## Job
Copy every entry word for word, but skip the pictures.

* Begin *

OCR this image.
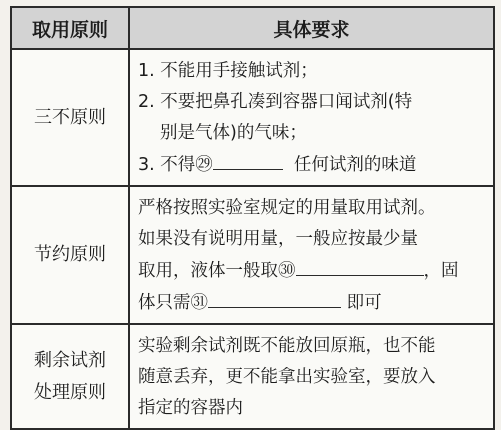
取用原则	具体要求
三不原则	1. 不能用手接触试剂；
2. 不要把鼻孔凑到容器口闻试剂(特
别是气体)的气味；
3. 不得㉙ 任何试剂的味道

节约原则	严格按照实验室规定的用量取用试剂。
如果没有说明用量，一般应按最少量
取用，液体一般取㉚ ，固
体只需㉛ 即可

剩余试剂
处理原则	实验剩余试剂既不能放回原瓶，也不能
随意丢弃，更不能拿出实验室，要放入
指定的容器内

* End *

## Exercise response
OCR this image.
取用原则	具体要求
三不原则	1. 不能用手接触试剂；
2. 不要把鼻孔凑到容器口闻试剂(特
别是气体)的气味；
3. 不得㉙ 任何试剂的味道

节约原则	严格按照实验室规定的用量取用试剂。
如果没有说明用量，一般应按最少量
取用，液体一般取㉚ ，固
体只需㉛ 即可

剩余试剂
处理原则	实验剩余试剂既不能放回原瓶，也不能
随意丢弃，更不能拿出实验室，要放入
指定的容器内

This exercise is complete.